## EXTRAIT PROPOSÉ
◆ ◆ ◆ ◆ ◆ ◆ ◆
Ajuster les indicateurs macro-économiques et micro-économiques

Dans mes précédents articles, j’insiste sur l’influence qu’ont les échelles sur les compétences/métier de l’Agent. Il ne travaille pas hors-sol et doit composer avec une quantité de data de tous ordres[1], plus ou moins exploitable[2]. Ainsi, la compétence centrale de l’Agent tient principalement à sa capacité à composer et reparamétrer les indicateurs macro-économiques et micro-économiques.

Pour peu que l’Agent se serve de toutes les informations collectées lors du rendez-vous/vendeur, avec cette connaissance très fine du marché, il est en mesure d’apporter les solutions adaptées au profil du potentiel mandant.

Il analyse les données du marché au temps T, en combinant, en plus de ses dernières ventes, signaux faibles et tendances lourdes.

Une bonne estimation aboutit à un processus de vente rapide et fluide

Une bonne estimation est le fruit de cette combinatoire macro/micro. Qui a dit que l’activité de l’Agent immobilier n’était pas un métier ? Maîtriser la technique d’estimation suppose que « ça marche », que ce soit opérationnel. Pour ce faire, la vente doit être courte et le processus fluide. Signe que le marché est sain. La rapidité du processus est une garantie de pertinence de prix de marché. A contrario, sa lenteur est le signe d’une surestimation initiale du bien qui a deux conséquences : elle grippe le marché et met le vendeur en difficulté en rallongeant son processus de vente, en plus de donner un mauvais signal au grand public en attente de transparence.
◆ ◆ ◆ ◆ ◆ ◆ ◆
## OBJECTIF ÉNONCÉ 1
Recopiez à l'identique, dans l'extrait sur l'estimation immobilière, le passage allant de "Une bonne estimation est" jusqu'à "attente de transparence.".
## OBJECTIF ÉNONCÉ 2
D'après l'extrait sur l'estimation immobilière, qu'indique la lenteur du processus de vente et quelles en sont les conséquences ? Répondez en une à trois phrases.
## OBJECTIF ÉNONCÉ 3
Poursuivez l'extrait sur l'estimation immobilière au point où il s'arrête.
Le matériel n'a aucun rôle dans ce qui est demandé ici.

## MATÉRIEL SOURCE
◆ ◆ ◆ ◆ ◆ ◆ ◆
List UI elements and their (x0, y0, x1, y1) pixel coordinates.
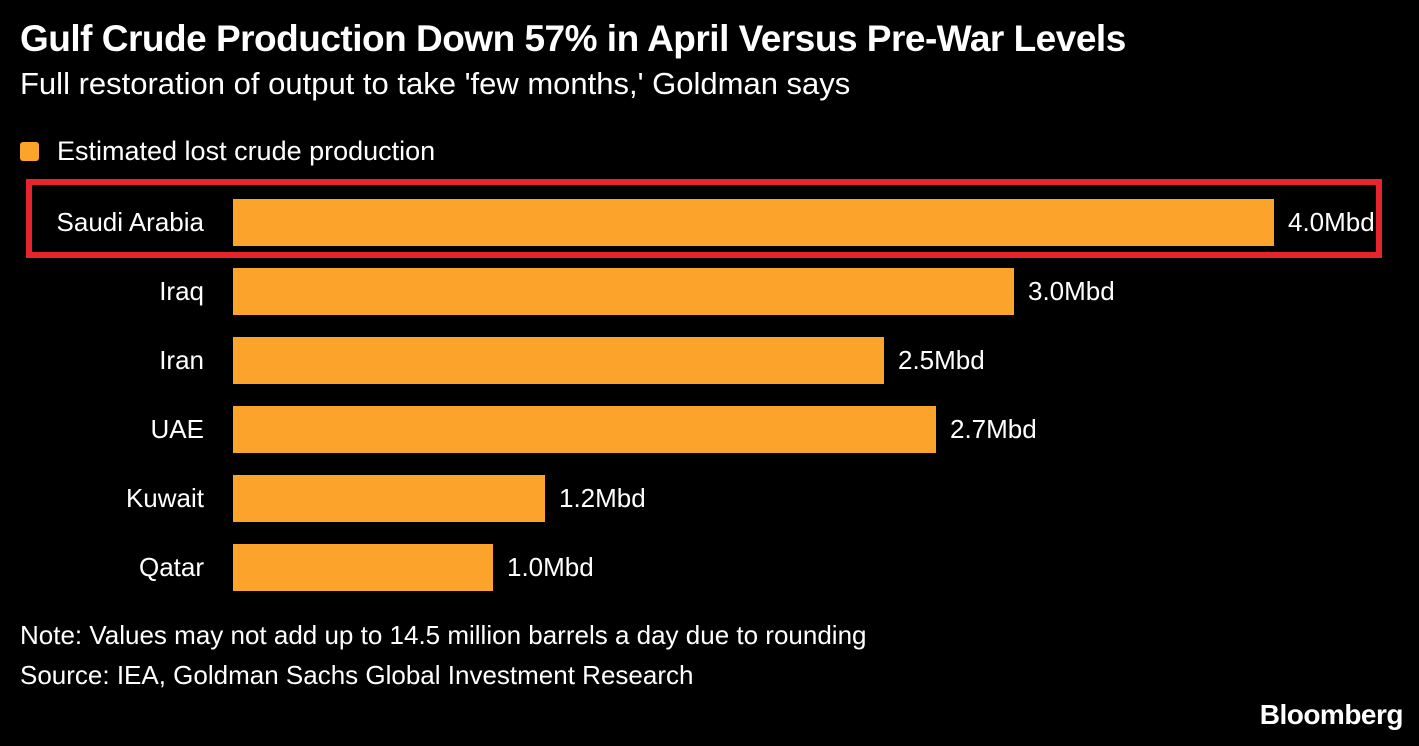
◆ ◆ ◆ ◆ ◆ ◆ ◆
## RÉSULTAT DE L'EXERCICE 1
Une bonne estimation est le fruit de cette combinatoire macro/micro. Qui a dit que l’activité de l’Agent immobilier n’était pas un métier ? Maîtriser la technique d’estimation suppose que « ça marche », que ce soit opérationnel. Pour ce faire, la vente doit être courte et le processus fluide. Signe que le marché est sain. La rapidité du processus est une garantie de pertinence de prix de marché. A contrario, sa lenteur est le signe d’une surestimation initiale du bien qui a deux conséquences : elle grippe le marché et met le vendeur en difficulté en rallongeant son processus de vente, en plus de donner un mauvais signal au grand public en attente de transparence.

## RÉSULTAT DE L'EXERCICE 2
La lenteur du processus de vente est le signe d'une surestimation initiale du bien. Cette surestimation grippe le marché et met le vendeur en difficulté en rallongeant son processus de vente. Elle donne en outre un mauvais signal au grand public, qui attend de la transparence.

## RÉSULTAT DE L'EXERCICE 3
Ce seuil critique de déperdition de qualité dans l’abondance de data disponible ferait presque croire que la technique est facile, si l’enjeu n’était pas de taille : notre devoir de transparence face à des clients quelques fois en souffrance. Comme le dit si justement Claire JUILLARD, « la data, moins elle est big et plus elle est smart [3]». Ainsi, la valeur d’un bien reflète cette subtile symbiose d’indicateurs rapprochant offre et demande.  

Attention à la surestimation initiale du prix d’un bien

Si 50% des personnes interrogées sont « probablement » prêtes à confier leur bien en exclusivité[4], c’est que le métier d’Agent a un sens pour le consommateur. En effet, les contraintes de temps et d’efficacité du processus de commercialisation sont souvent des préoccupations majeures pour les vendeurs. Répondre en allégeant ces contraintes est une attente forte des consommateurs. Ce défi s’avère de taille pour celui ou celle qui débute dans le métier et qui n’a pas d’historique de ventes pour apporter des preuves à l’appui, hormis celui de ces collègues les plus aguerris.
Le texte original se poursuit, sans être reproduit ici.